>> BEGIN READING TEXT

In a more recent study, Batty (Reference Batty2020) focused on test-takers’ visual attention to speakers’ social cues in a video-based test. Twelve Japanese undergraduate students of L2 English watched six videos featuring two actors having a daily conversation, completing one multiple-choice item per video. This was followed by a stimulated-recall interview with participants’ eye-gaze recordings serving as stimuli. The eye movements were studied through scanpath-overlaid videos of test-takers’ viewing behaviors using manual coding. The researcher found that test-takers spent 81.74% of their time looking at the speaker’s face, largely splitting their attention between the speaker’s eyes and mouth. The participants reported that the main reason underlying their viewing behaviors was to determine the emotional state of the speakers.
Both Suvorov’s and Batty’s work, through the joint application of stimulated recall and eye-tracking, yielded valuable information about learners’ viewing behaviors and conscious thought processes during video-based tests. Nonetheless, little is known about the cognitive processes in which L2 learners are involved when performing video-lecture-based tasks, and how such online processing patterns may relate to lecture comprehension.
The present study
Against this background, we employed eye-tracking to capture learners’ real-time viewing behaviors and stimulated recall to tap their conscious cognitive activities during video-lecture-based tasks, with the aim of addressing the following research questions (RQs):
To what extent does repeating a video-lecture-based task affect:
-
1. learners’ attention to the instructor and diagrams, as reflected in their eye movements and stimulated-recall comments?
-
2. the relationship between learners’ visual attention to the instructor and diagrams and their lecture comprehension?
For RQ1, we hypothesized that learners’ visual attention to the instructor would increase during repeated viewing, whereas their attention to the diagrams would decline. Following Suvorov (Reference Suvorov, Wagner and Ockey2018), we assumed that diagrams would be more helpful to facilitate comprehension in initial viewing. In light of Batty’s (Reference Batty2020) findings, however, we expected that learners’ attention would naturally shift to the speaker after having gained some familiarity with the diagrams. For RQ2, given that previous research has not directly investigated the relationship between attention allocation and comprehension, we formed a non-directional hypothesis.

>> END READING TEXT

— WHAT IS BEING ASKED —
Do these statements agree with the eye-tracking passage? Answer yes or no for each, quoting the words that decide it. (a) In Batty's study, test-takers looked at the speaker's face for most of their viewing time. (b) For RQ2, the researchers predicted a specific direction for the relationship. (c) In Batty's study, eye movements were coded automatically.

>> BEGIN INFORMATION SHOWN

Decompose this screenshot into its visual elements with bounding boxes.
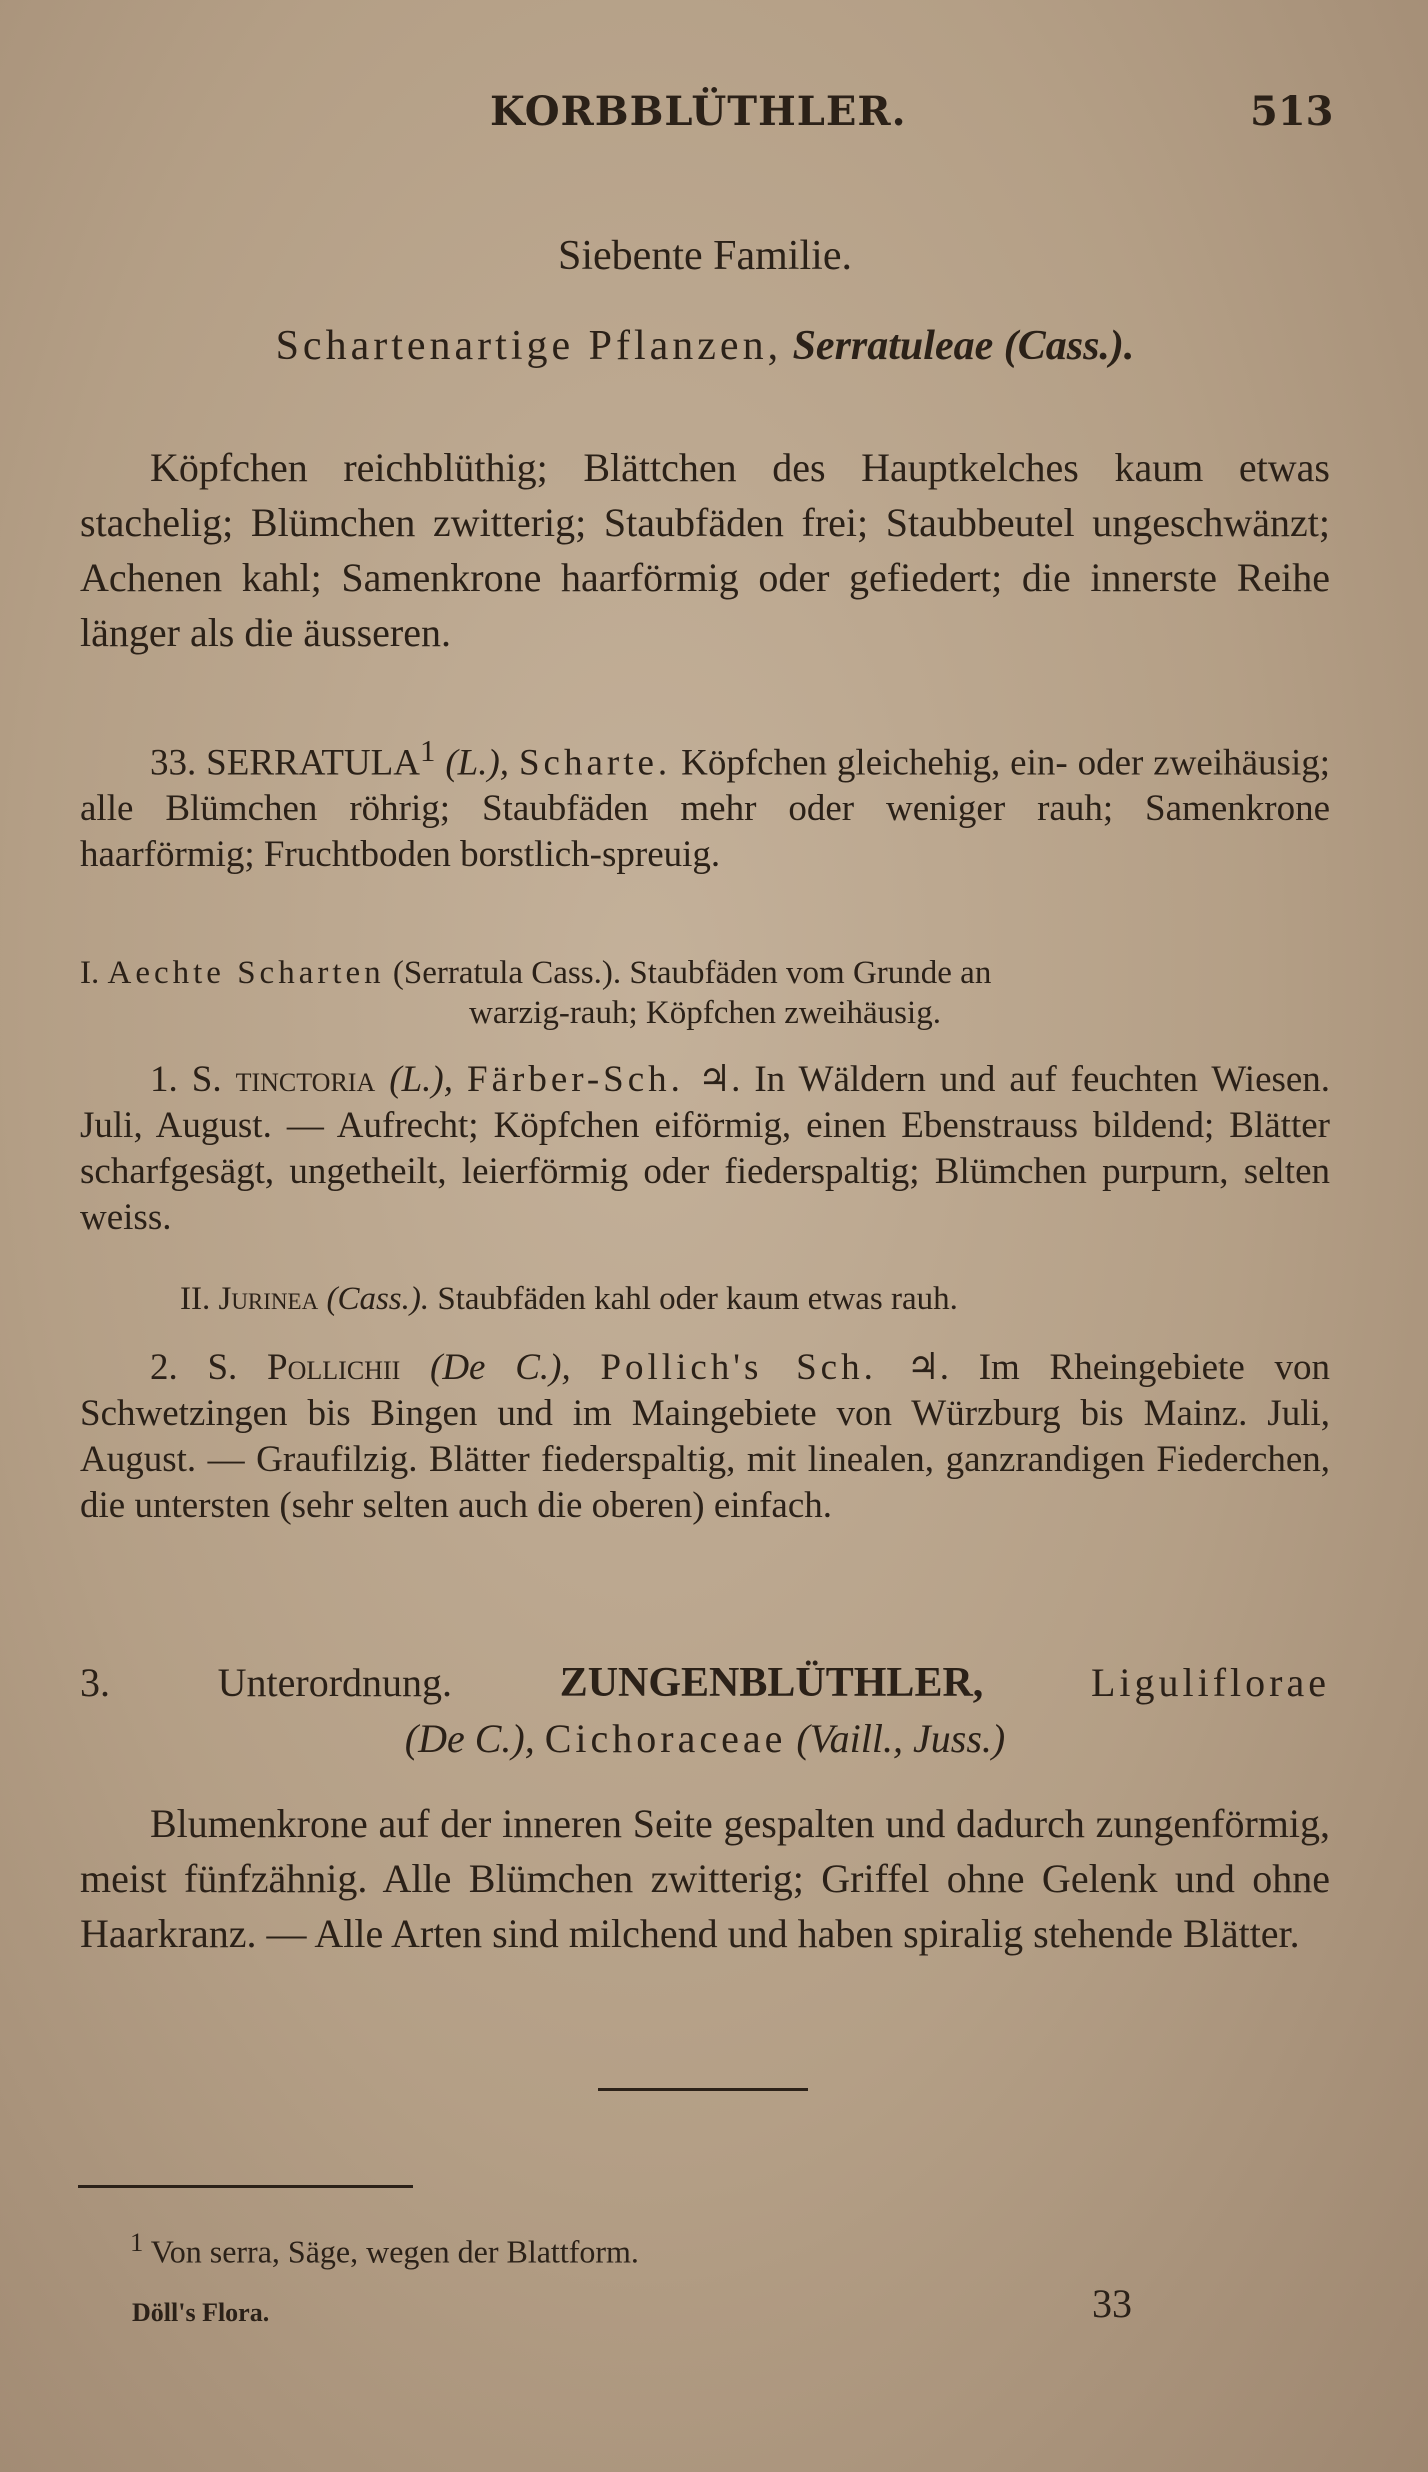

>> END INFORMATION SHOWN

— EXERCISE ANSWER —
(a) Yes: "test-takers spent 81.74% of their time looking at the speaker’s face"
(b) No: "we formed a non-directional hypothesis"
(c) No: "using manual coding"